From the listing below, extract each line containing the string "text".

Start of RECORD EXTRACTS

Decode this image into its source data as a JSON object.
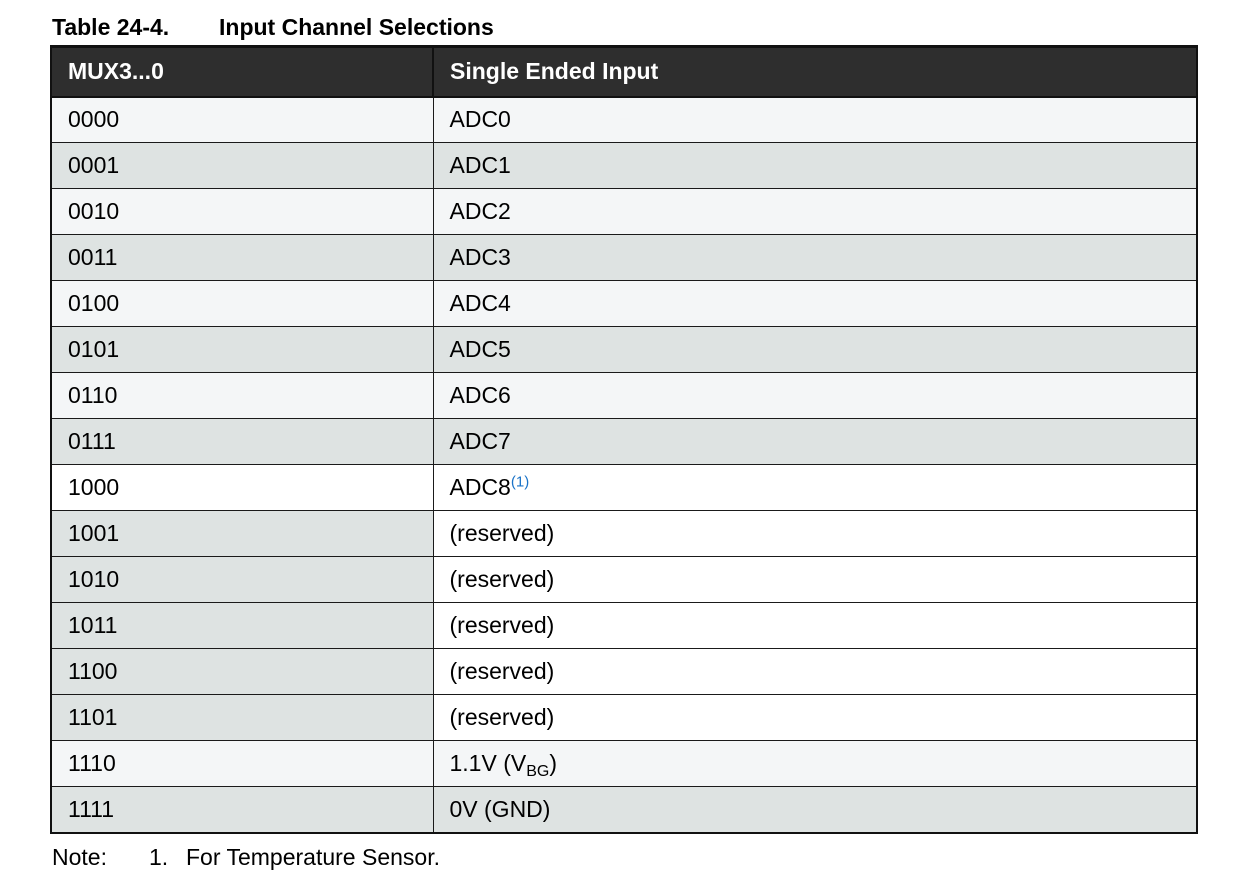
{
  "caption": {
    "number": "Table 24-4.",
    "title": "Input Channel Selections"
  },
  "table": {
    "headers": [
      "MUX3...0",
      "Single Ended Input"
    ],
    "rows": [
      {
        "mux": "0000",
        "input": "ADC0"
      },
      {
        "mux": "0001",
        "input": "ADC1"
      },
      {
        "mux": "0010",
        "input": "ADC2"
      },
      {
        "mux": "0011",
        "input": "ADC3"
      },
      {
        "mux": "0100",
        "input": "ADC4"
      },
      {
        "mux": "0101",
        "input": "ADC5"
      },
      {
        "mux": "0110",
        "input": "ADC6"
      },
      {
        "mux": "0111",
        "input": "ADC7"
      },
      {
        "mux": "1000",
        "input": "ADC8",
        "footnote_ref": "(1)"
      },
      {
        "mux": "1001",
        "input": "(reserved)"
      },
      {
        "mux": "1010",
        "input": "(reserved)"
      },
      {
        "mux": "1011",
        "input": "(reserved)"
      },
      {
        "mux": "1100",
        "input": "(reserved)"
      },
      {
        "mux": "1101",
        "input": "(reserved)"
      },
      {
        "mux": "1110",
        "input": "1.1V (V",
        "subscript": "BG",
        "input_suffix": ")"
      },
      {
        "mux": "1111",
        "input": "0V (GND)"
      }
    ]
  },
  "note": {
    "label": "Note:",
    "number": "1.",
    "text": "For Temperature Sensor."
  },
  "colors": {
    "header_bg": "#2e2e2e",
    "row_light": "#f4f6f7",
    "row_shaded": "#dee3e2",
    "footnote_link": "#1a73c8"
  }
}
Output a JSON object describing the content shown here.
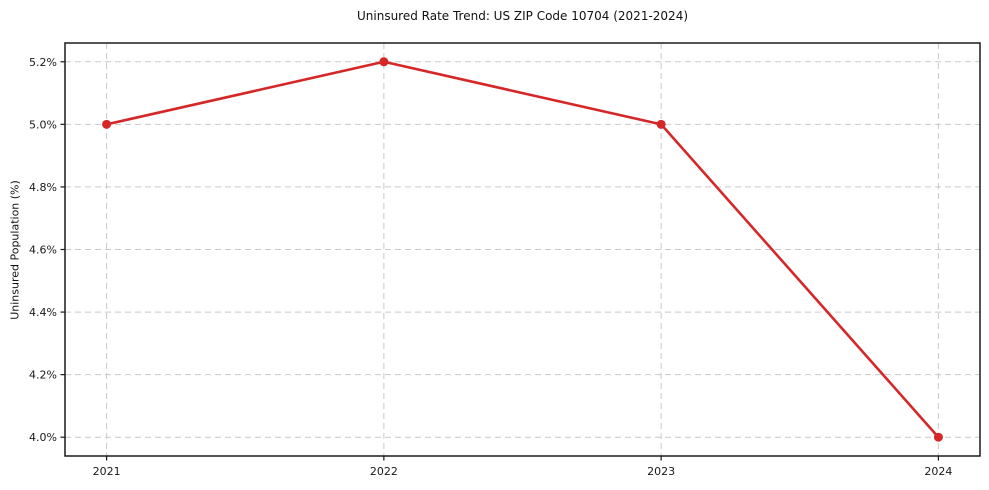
{
  "chart_data": {
    "type": "line",
    "title": "Uninsured Rate Trend: US ZIP Code 10704 (2021-2024)",
    "xlabel": "",
    "ylabel": "Uninsured Population (%)",
    "x": [
      2021,
      2022,
      2023,
      2024
    ],
    "x_tick_labels": [
      "2021",
      "2022",
      "2023",
      "2024"
    ],
    "series": [
      {
        "name": "Uninsured rate",
        "values": [
          5.0,
          5.2,
          5.0,
          4.0
        ]
      }
    ],
    "y_ticks": [
      4.0,
      4.2,
      4.4,
      4.6,
      4.8,
      5.0,
      5.2
    ],
    "y_tick_labels": [
      "4.0%",
      "4.2%",
      "4.4%",
      "4.6%",
      "4.8%",
      "5.0%",
      "5.2%"
    ],
    "xlim": [
      2020.85,
      2024.15
    ],
    "ylim": [
      3.94,
      5.26
    ],
    "grid": true,
    "grid_style": "dashed",
    "legend_position": "none",
    "colors": {
      "line": "#d62728",
      "marker": "#d62728",
      "grid": "#c9c9c9",
      "spine": "#1a1a1a",
      "text": "#1a1a1a"
    }
  }
}
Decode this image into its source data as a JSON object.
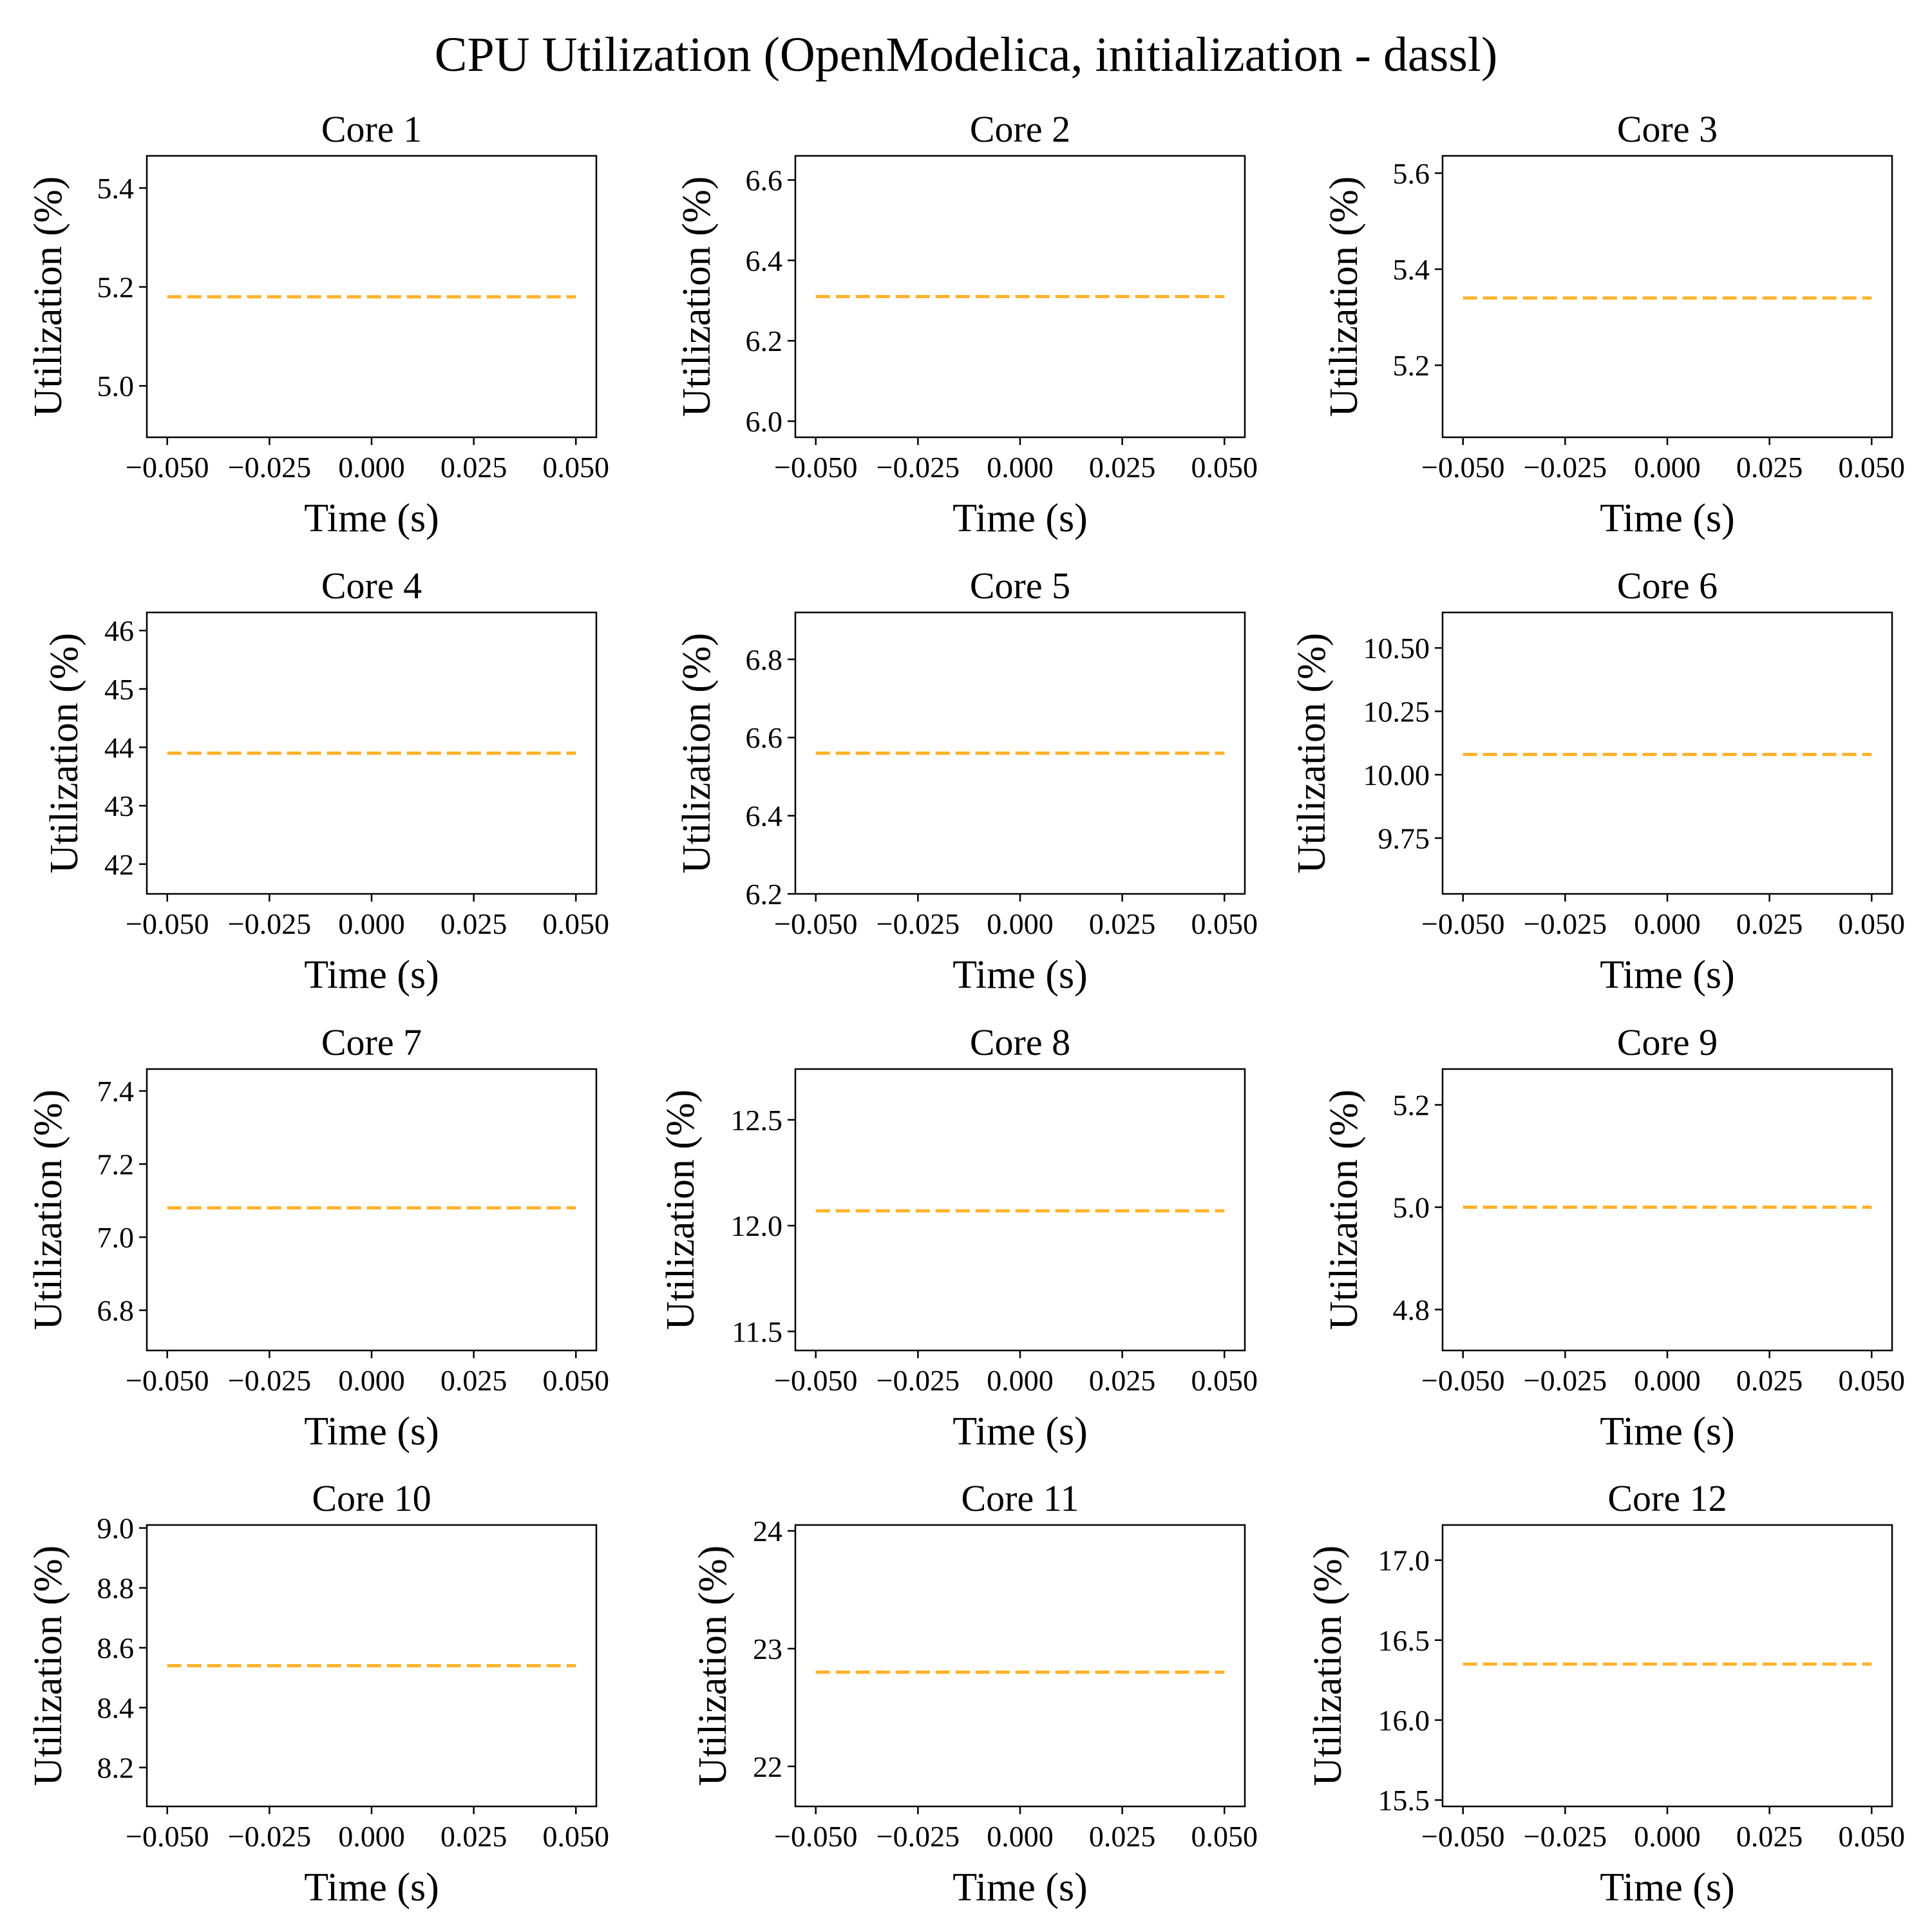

End of RECORD EXTRACTS

**EXPECTED ANSWER**
    "text": "For Temperature Sensor."
      "text": "#1a1a1a"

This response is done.